[SET EXERCISE]
Write out the entire listing below exactly as it appears, minus any pictures.

[START RECORDS SHOWN]

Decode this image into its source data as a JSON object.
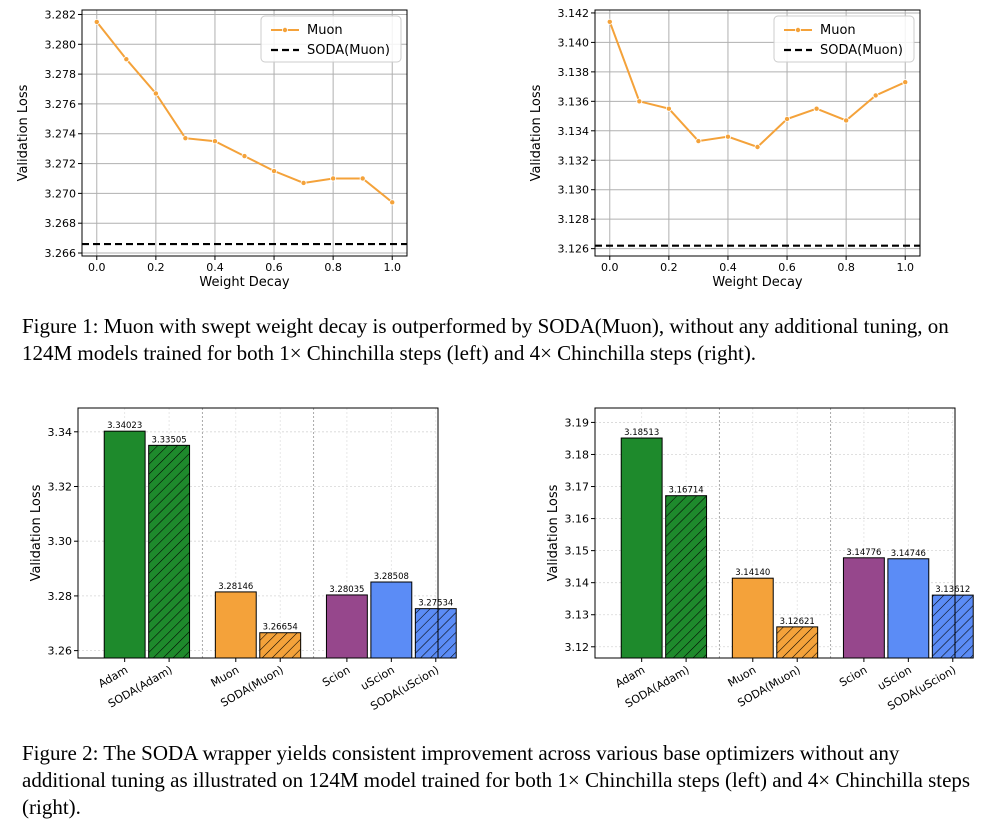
{
  "chart_data": [
    {
      "id": "fig1-left",
      "type": "line",
      "xlabel": "Weight Decay",
      "ylabel": "Validation Loss",
      "xlim": [
        -0.05,
        1.05
      ],
      "ylim": [
        3.2658,
        3.2823
      ],
      "xticks": [
        "0.0",
        "0.2",
        "0.4",
        "0.6",
        "0.8",
        "1.0"
      ],
      "xtick_values": [
        0.0,
        0.2,
        0.4,
        0.6,
        0.8,
        1.0
      ],
      "yticks": [
        "3.266",
        "3.268",
        "3.270",
        "3.272",
        "3.274",
        "3.276",
        "3.278",
        "3.280",
        "3.282"
      ],
      "ytick_values": [
        3.266,
        3.268,
        3.27,
        3.272,
        3.274,
        3.276,
        3.278,
        3.28,
        3.282
      ],
      "grid": true,
      "legend_position": "top-right",
      "series": [
        {
          "name": "Muon",
          "color": "#f4a23a",
          "x": [
            0.0,
            0.1,
            0.2,
            0.3,
            0.4,
            0.5,
            0.6,
            0.7,
            0.8,
            0.9,
            1.0
          ],
          "y": [
            3.2815,
            3.279,
            3.2767,
            3.2737,
            3.2735,
            3.2725,
            3.2715,
            3.2707,
            3.271,
            3.271,
            3.2694
          ]
        }
      ],
      "hlines": [
        {
          "name": "SODA(Muon)",
          "y": 3.2666,
          "color": "#000000"
        }
      ]
    },
    {
      "id": "fig1-right",
      "type": "line",
      "xlabel": "Weight Decay",
      "ylabel": "Validation Loss",
      "xlim": [
        -0.05,
        1.05
      ],
      "ylim": [
        3.1255,
        3.1422
      ],
      "xticks": [
        "0.0",
        "0.2",
        "0.4",
        "0.6",
        "0.8",
        "1.0"
      ],
      "xtick_values": [
        0.0,
        0.2,
        0.4,
        0.6,
        0.8,
        1.0
      ],
      "yticks": [
        "3.126",
        "3.128",
        "3.130",
        "3.132",
        "3.134",
        "3.136",
        "3.138",
        "3.140",
        "3.142"
      ],
      "ytick_values": [
        3.126,
        3.128,
        3.13,
        3.132,
        3.134,
        3.136,
        3.138,
        3.14,
        3.142
      ],
      "grid": true,
      "legend_position": "top-right",
      "series": [
        {
          "name": "Muon",
          "color": "#f4a23a",
          "x": [
            0.0,
            0.1,
            0.2,
            0.3,
            0.4,
            0.5,
            0.6,
            0.7,
            0.8,
            0.9,
            1.0
          ],
          "y": [
            3.1414,
            3.136,
            3.1355,
            3.1333,
            3.1336,
            3.1329,
            3.1348,
            3.1355,
            3.1347,
            3.1364,
            3.1373
          ]
        }
      ],
      "hlines": [
        {
          "name": "SODA(Muon)",
          "y": 3.1262,
          "color": "#000000"
        }
      ]
    },
    {
      "id": "fig2-left",
      "type": "bar",
      "ylabel": "Validation Loss",
      "ylim": [
        3.2573,
        3.3487
      ],
      "yticks": [
        "3.26",
        "3.28",
        "3.30",
        "3.32",
        "3.34"
      ],
      "ytick_values": [
        3.26,
        3.28,
        3.3,
        3.32,
        3.34
      ],
      "grid": true,
      "categories": [
        "Adam",
        "SODA(Adam)",
        "Muon",
        "SODA(Muon)",
        "Scion",
        "uScion",
        "SODA(uScion)"
      ],
      "values": [
        3.34023,
        3.33505,
        3.28146,
        3.26654,
        3.28035,
        3.28508,
        3.27534
      ],
      "labels": [
        "3.34023",
        "3.33505",
        "3.28146",
        "3.26654",
        "3.28035",
        "3.28508",
        "3.27534"
      ],
      "colors": [
        "#1e8a2c",
        "#1e8a2c",
        "#f4a23a",
        "#f4a23a",
        "#96478c",
        "#5b8cf6",
        "#5b8cf6"
      ],
      "hatched": [
        false,
        true,
        false,
        true,
        false,
        false,
        true
      ],
      "group_separators_after": [
        1,
        3
      ]
    },
    {
      "id": "fig2-right",
      "type": "bar",
      "ylabel": "Validation Loss",
      "ylim": [
        3.1165,
        3.1945
      ],
      "yticks": [
        "3.12",
        "3.13",
        "3.14",
        "3.15",
        "3.16",
        "3.17",
        "3.18",
        "3.19"
      ],
      "ytick_values": [
        3.12,
        3.13,
        3.14,
        3.15,
        3.16,
        3.17,
        3.18,
        3.19
      ],
      "grid": true,
      "categories": [
        "Adam",
        "SODA(Adam)",
        "Muon",
        "SODA(Muon)",
        "Scion",
        "uScion",
        "SODA(uScion)"
      ],
      "values": [
        3.18513,
        3.16714,
        3.1414,
        3.12621,
        3.14776,
        3.14746,
        3.13612
      ],
      "labels": [
        "3.18513",
        "3.16714",
        "3.14140",
        "3.12621",
        "3.14776",
        "3.14746",
        "3.13612"
      ],
      "colors": [
        "#1e8a2c",
        "#1e8a2c",
        "#f4a23a",
        "#f4a23a",
        "#96478c",
        "#5b8cf6",
        "#5b8cf6"
      ],
      "hatched": [
        false,
        true,
        false,
        true,
        false,
        false,
        true
      ],
      "group_separators_after": [
        1,
        3
      ]
    }
  ],
  "captions": {
    "fig1": "Figure 1: Muon with swept weight decay is outperformed by SODA(Muon), without any additional tuning, on 124M models trained for both 1× Chinchilla steps (left) and 4× Chinchilla steps (right).",
    "fig2": "Figure 2: The SODA wrapper yields consistent improvement across various base optimizers without any additional tuning as illustrated on 124M model trained for both 1× Chinchilla steps (left) and 4× Chinchilla steps (right)."
  }
}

[END RECORDS SHOWN]

[RESPONSE BELOW]
Decode this image into its source data as a JSON object.
{
  "chart_data": [
    {
      "id": "fig1-left",
      "type": "line",
      "xlabel": "Weight Decay",
      "ylabel": "Validation Loss",
      "xlim": [
        -0.05,
        1.05
      ],
      "ylim": [
        3.2658,
        3.2823
      ],
      "xticks": [
        "0.0",
        "0.2",
        "0.4",
        "0.6",
        "0.8",
        "1.0"
      ],
      "xtick_values": [
        0.0,
        0.2,
        0.4,
        0.6,
        0.8,
        1.0
      ],
      "yticks": [
        "3.266",
        "3.268",
        "3.270",
        "3.272",
        "3.274",
        "3.276",
        "3.278",
        "3.280",
        "3.282"
      ],
      "ytick_values": [
        3.266,
        3.268,
        3.27,
        3.272,
        3.274,
        3.276,
        3.278,
        3.28,
        3.282
      ],
      "grid": true,
      "legend_position": "top-right",
      "series": [
        {
          "name": "Muon",
          "color": "#f4a23a",
          "x": [
            0.0,
            0.1,
            0.2,
            0.3,
            0.4,
            0.5,
            0.6,
            0.7,
            0.8,
            0.9,
            1.0
          ],
          "y": [
            3.2815,
            3.279,
            3.2767,
            3.2737,
            3.2735,
            3.2725,
            3.2715,
            3.2707,
            3.271,
            3.271,
            3.2694
          ]
        }
      ],
      "hlines": [
        {
          "name": "SODA(Muon)",
          "y": 3.2666,
          "color": "#000000"
        }
      ]
    },
    {
      "id": "fig1-right",
      "type": "line",
      "xlabel": "Weight Decay",
      "ylabel": "Validation Loss",
      "xlim": [
        -0.05,
        1.05
      ],
      "ylim": [
        3.1255,
        3.1422
      ],
      "xticks": [
        "0.0",
        "0.2",
        "0.4",
        "0.6",
        "0.8",
        "1.0"
      ],
      "xtick_values": [
        0.0,
        0.2,
        0.4,
        0.6,
        0.8,
        1.0
      ],
      "yticks": [
        "3.126",
        "3.128",
        "3.130",
        "3.132",
        "3.134",
        "3.136",
        "3.138",
        "3.140",
        "3.142"
      ],
      "ytick_values": [
        3.126,
        3.128,
        3.13,
        3.132,
        3.134,
        3.136,
        3.138,
        3.14,
        3.142
      ],
      "grid": true,
      "legend_position": "top-right",
      "series": [
        {
          "name": "Muon",
          "color": "#f4a23a",
          "x": [
            0.0,
            0.1,
            0.2,
            0.3,
            0.4,
            0.5,
            0.6,
            0.7,
            0.8,
            0.9,
            1.0
          ],
          "y": [
            3.1414,
            3.136,
            3.1355,
            3.1333,
            3.1336,
            3.1329,
            3.1348,
            3.1355,
            3.1347,
            3.1364,
            3.1373
          ]
        }
      ],
      "hlines": [
        {
          "name": "SODA(Muon)",
          "y": 3.1262,
          "color": "#000000"
        }
      ]
    },
    {
      "id": "fig2-left",
      "type": "bar",
      "ylabel": "Validation Loss",
      "ylim": [
        3.2573,
        3.3487
      ],
      "yticks": [
        "3.26",
        "3.28",
        "3.30",
        "3.32",
        "3.34"
      ],
      "ytick_values": [
        3.26,
        3.28,
        3.3,
        3.32,
        3.34
      ],
      "grid": true,
      "categories": [
        "Adam",
        "SODA(Adam)",
        "Muon",
        "SODA(Muon)",
        "Scion",
        "uScion",
        "SODA(uScion)"
      ],
      "values": [
        3.34023,
        3.33505,
        3.28146,
        3.26654,
        3.28035,
        3.28508,
        3.27534
      ],
      "labels": [
        "3.34023",
        "3.33505",
        "3.28146",
        "3.26654",
        "3.28035",
        "3.28508",
        "3.27534"
      ],
      "colors": [
        "#1e8a2c",
        "#1e8a2c",
        "#f4a23a",
        "#f4a23a",
        "#96478c",
        "#5b8cf6",
        "#5b8cf6"
      ],
      "hatched": [
        false,
        true,
        false,
        true,
        false,
        false,
        true
      ],
      "group_separators_after": [
        1,
        3
      ]
    },
    {
      "id": "fig2-right",
      "type": "bar",
      "ylabel": "Validation Loss",
      "ylim": [
        3.1165,
        3.1945
      ],
      "yticks": [
        "3.12",
        "3.13",
        "3.14",
        "3.15",
        "3.16",
        "3.17",
        "3.18",
        "3.19"
      ],
      "ytick_values": [
        3.12,
        3.13,
        3.14,
        3.15,
        3.16,
        3.17,
        3.18,
        3.19
      ],
      "grid": true,
      "categories": [
        "Adam",
        "SODA(Adam)",
        "Muon",
        "SODA(Muon)",
        "Scion",
        "uScion",
        "SODA(uScion)"
      ],
      "values": [
        3.18513,
        3.16714,
        3.1414,
        3.12621,
        3.14776,
        3.14746,
        3.13612
      ],
      "labels": [
        "3.18513",
        "3.16714",
        "3.14140",
        "3.12621",
        "3.14776",
        "3.14746",
        "3.13612"
      ],
      "colors": [
        "#1e8a2c",
        "#1e8a2c",
        "#f4a23a",
        "#f4a23a",
        "#96478c",
        "#5b8cf6",
        "#5b8cf6"
      ],
      "hatched": [
        false,
        true,
        false,
        true,
        false,
        false,
        true
      ],
      "group_separators_after": [
        1,
        3
      ]
    }
  ],
  "captions": {
    "fig1": "Figure 1: Muon with swept weight decay is outperformed by SODA(Muon), without any additional tuning, on 124M models trained for both 1× Chinchilla steps (left) and 4× Chinchilla steps (right).",
    "fig2": "Figure 2: The SODA wrapper yields consistent improvement across various base optimizers without any additional tuning as illustrated on 124M model trained for both 1× Chinchilla steps (left) and 4× Chinchilla steps (right)."
  }
}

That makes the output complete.